▶ [Halaman]
------------------------------
Opini-opini yang terlanjur disebar LSM ini sepertinya belum bisa dimbangi oleh unsur pemerintah terkait. Menurut hemat kami, itu terjadi akibat belum ada informasi yang matang mengenai program MIFEE itu secara terintegrasi. Masing-masing instansi pemerintah juga belum mengetahui dan memahami secara sungguh-sunguh kompleksitas dan realitas dari program MIFEE. Sehingga, mereka tidak mampu menyajikan data, fakta dan informasi seputar program MIFEE secara cepat dan akurat.
Dalam perspektif komunitas internasional, Program MIFEE seluas itu, seolah akan dibangun sekali jadi dengan membuka lahan langsung seluas-luasnya. Ditilik dari sisi perlindungan lingkungan hidup dan keanekaragaman hayati, kesan itu tentu menakutkan. Apalagi demi keberlanjutan Papua sebagai paru-paru dunia dalam menghadapi fenomena global warming.
Isu MIFEE dan rencana investasi besar lainnya, membawa komunitas internasional peduli pada isu kedua, yaitu perlindungan atas tanah ulayat di Papua. Masyarakat internasional merasa khawatir atas isu perampasan tanah (land grabbing) yang begitu diopinikan oleh LSM internasional dengan frame pelanggaran Hak Asasi Manusia. Bahkan laporan Komnas HAM Indonesia saat ini juga berada dalam frame arus pemikiran itu.
Di mata komunitas internasional, masyarakat asli Papua dipandang sebagai masyarakat yang begitu tergantung pada tanah. Sementara aliran investasi yang diharapkan masuk ke Papua di bidang pertanian, pertambangan mineral dan energi (Migas) yang nota bene lapar tanah, belum diimbangi dengan pembuatan instrumen hukum yang mampu melindungi hak masyarakat asli Papua atas tanah ulayatnya. Tentu yang dikhawatirkan adalah kemungkinan tersingkirnya orang Papua akibat penetrasi modal yang akan begitu masif dalam kerangka program MP3EI.
Isu ketiga yang menjadi perhatian komunitas internasional adalah kebebasan berbicara dan ekspresi. Isu ini seperti bola salju di masyarakat internasional. Baru-baru ini LSM Tapol yang berdomisili di London mengangkat masalah ini. Sayang belum argumentasi dan penjelasan lugas dari instansi pemerintah Kedutaan-kedutaan RI seperti miskin informasi faktual dan terkini mengenai perkembangan masalah ini.
------------------------------
▶ [Data Tercatat]
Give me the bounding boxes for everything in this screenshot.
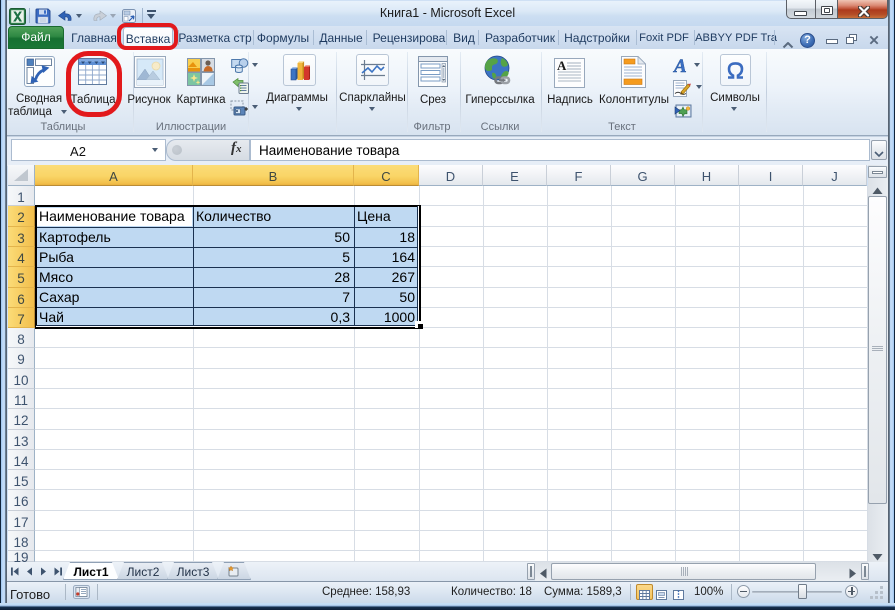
------------------------------
▶ [Yang Ditanyakan]
**A.** Menurut tulisan tentang program MIFEE di Papua, LSM Tapol berdomisili di kota mana?
**B.** Teruskan tulisan tentang program MIFEE di Papua mulai setelah kalimat terakhirnya.

▶ [Jawaban Tiap Tugas]
**A.** Di London.

**B.**
Komunitas Internasional berdasarkan informasi dari kalangan LSM melihat adanya tahanan politik di Papua akibat dari ketiadaan kebebasan berekspresi dan berbicara di Papua. Di samping itu tahanan politik juga dilihat sebagai bentuk dari belum berjalannya fair trial (pengadilan yang bebas). Pada hal saat ini, sejalan dengan demokratisasi dan reformasi sistem politik Indonesia, kebebasan berekspresi dan berbicara melalui lisan dan tulisan mekar di Papua. Demonstrasi mengusung segala macam pendapat, bisa terjadi setiap minggu. Mulai dari referendum, sampai merdeka, dengan mengibarkan bendera. Di sisi lain pengadilan terbuka untuk umum dengan kesaksian dan saksi, yang juga bebas menyampaikan pandangannya.
Isu keempat, yaitu, belum leluasanya jurnalis asing meliput langsung di Papua. Terbatasnya ruang gerak jurnalis media asing ke Papua, menjadi senjata pengkritik Indonesia. Hal itu tampak dari opini para anggota Parlemen Belanda, Inggris dan Selandia Baru. Implikasi minimnya jurnalis asing masuk ke Papua, adalah membubungnya kecurigaan komunitas internasional seolah Indonesia menyembunyikan sesuatu di Papua.
Isu kelima adalah pelanggaran HAM di Papua. Pidato Moana Carcasses Katokai Kalosil mantang Perdana Menteri Republik Vanuatu dihadapan sidang HAM PBB 25:10 persen populasi Papua telah dibunuh oleh tentara Indonesia, 4 Maret 2014. “ Sala satu isi pidato “sejak PEPERA tahun 1969 yang bersifat kontroversial itu, Bangsa Melanesia di Papua telah menjadi korban pelanggaran hak asasi manusia yang terus terjadi yang dilakukan oleh aparat keamanan Indonesia. Dunia telah menyaksikan litani penyiksaan, pembunuhan, perampasan, perkosaan, penyerbuan militer, penangkapan sewenang-wenang dan perpecahan masyarakat sipil akibat operasi intelijen.
Isu keenam adalah gereja - gereja pasifik terus mendorong penentuan nasip sendiri sebagai solusi bagi rakyat Papua Barat. Forum - forum terbuka isu Papua Barat menjadi isu terpenting setiap tahun. Gereja - gereja melihat "Genosida" menjadi catatan penting untuk memberikan dukungan (Self Determination) Referendum ulang bagi Rakyat Sipil Papua.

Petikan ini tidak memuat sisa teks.